[Entries with figure data]
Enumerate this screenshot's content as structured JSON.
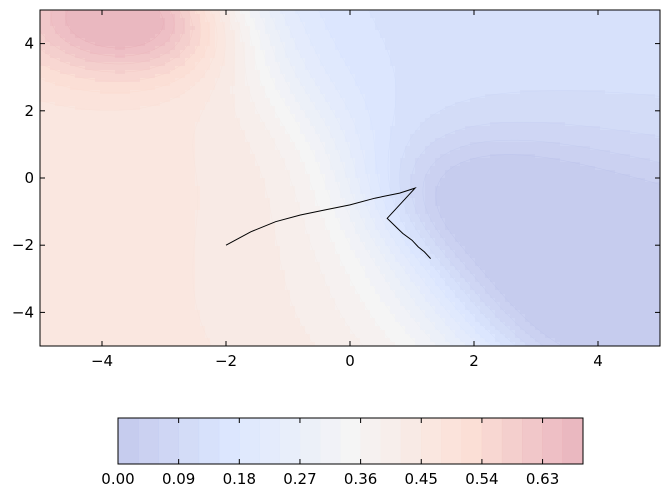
{
  "chart_data": {
    "type": "contour",
    "title": "",
    "xlabel": "",
    "ylabel": "",
    "xlim": [
      -5,
      5
    ],
    "ylim": [
      -5,
      5
    ],
    "x_ticks": [
      -4,
      -2,
      0,
      2,
      4
    ],
    "y_ticks": [
      4,
      2,
      0,
      -2,
      -4
    ],
    "x_tick_labels": [
      "−4",
      "−2",
      "0",
      "2",
      "4"
    ],
    "y_tick_labels": [
      "4",
      "2",
      "0",
      "−2",
      "−4"
    ],
    "grid": false,
    "colormap": "coolwarm",
    "alpha": 0.3,
    "contour_levels": [
      0.0,
      0.03,
      0.06,
      0.09,
      0.12,
      0.15,
      0.18,
      0.21,
      0.24,
      0.27,
      0.3,
      0.33,
      0.36,
      0.39,
      0.42,
      0.45,
      0.48,
      0.51,
      0.54,
      0.57,
      0.6,
      0.63,
      0.66,
      0.69
    ],
    "colorbar": {
      "orientation": "horizontal",
      "placement": "bottom",
      "ticks": [
        0.0,
        0.09,
        0.18,
        0.27,
        0.36,
        0.45,
        0.54,
        0.63
      ],
      "tick_labels": [
        "0.00",
        "0.09",
        "0.18",
        "0.27",
        "0.36",
        "0.45",
        "0.54",
        "0.63"
      ]
    },
    "series": [
      {
        "type": "line",
        "color": "#000000",
        "x": [
          -2.0,
          -1.6,
          -1.2,
          -0.8,
          -0.4,
          0.0,
          0.4,
          0.8,
          1.05,
          0.6,
          0.85,
          1.0,
          1.1,
          1.2,
          1.3
        ],
        "y": [
          -2.0,
          -1.6,
          -1.3,
          -1.1,
          -0.95,
          -0.8,
          -0.6,
          -0.45,
          -0.3,
          -1.2,
          -1.65,
          -1.85,
          -2.05,
          -2.2,
          -2.4
        ]
      }
    ]
  }
}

Directive: Repeat the records above exactly, leaving out the pictures.

Solution:
Enumerate this screenshot's content as structured JSON.
{
  "chart_data": {
    "type": "contour",
    "title": "",
    "xlabel": "",
    "ylabel": "",
    "xlim": [
      -5,
      5
    ],
    "ylim": [
      -5,
      5
    ],
    "x_ticks": [
      -4,
      -2,
      0,
      2,
      4
    ],
    "y_ticks": [
      4,
      2,
      0,
      -2,
      -4
    ],
    "x_tick_labels": [
      "−4",
      "−2",
      "0",
      "2",
      "4"
    ],
    "y_tick_labels": [
      "4",
      "2",
      "0",
      "−2",
      "−4"
    ],
    "grid": false,
    "colormap": "coolwarm",
    "alpha": 0.3,
    "contour_levels": [
      0.0,
      0.03,
      0.06,
      0.09,
      0.12,
      0.15,
      0.18,
      0.21,
      0.24,
      0.27,
      0.3,
      0.33,
      0.36,
      0.39,
      0.42,
      0.45,
      0.48,
      0.51,
      0.54,
      0.57,
      0.6,
      0.63,
      0.66,
      0.69
    ],
    "colorbar": {
      "orientation": "horizontal",
      "placement": "bottom",
      "ticks": [
        0.0,
        0.09,
        0.18,
        0.27,
        0.36,
        0.45,
        0.54,
        0.63
      ],
      "tick_labels": [
        "0.00",
        "0.09",
        "0.18",
        "0.27",
        "0.36",
        "0.45",
        "0.54",
        "0.63"
      ]
    },
    "series": [
      {
        "type": "line",
        "color": "#000000",
        "x": [
          -2.0,
          -1.6,
          -1.2,
          -0.8,
          -0.4,
          0.0,
          0.4,
          0.8,
          1.05,
          0.6,
          0.85,
          1.0,
          1.1,
          1.2,
          1.3
        ],
        "y": [
          -2.0,
          -1.6,
          -1.3,
          -1.1,
          -0.95,
          -0.8,
          -0.6,
          -0.45,
          -0.3,
          -1.2,
          -1.65,
          -1.85,
          -2.05,
          -2.2,
          -2.4
        ]
      }
    ]
  }
}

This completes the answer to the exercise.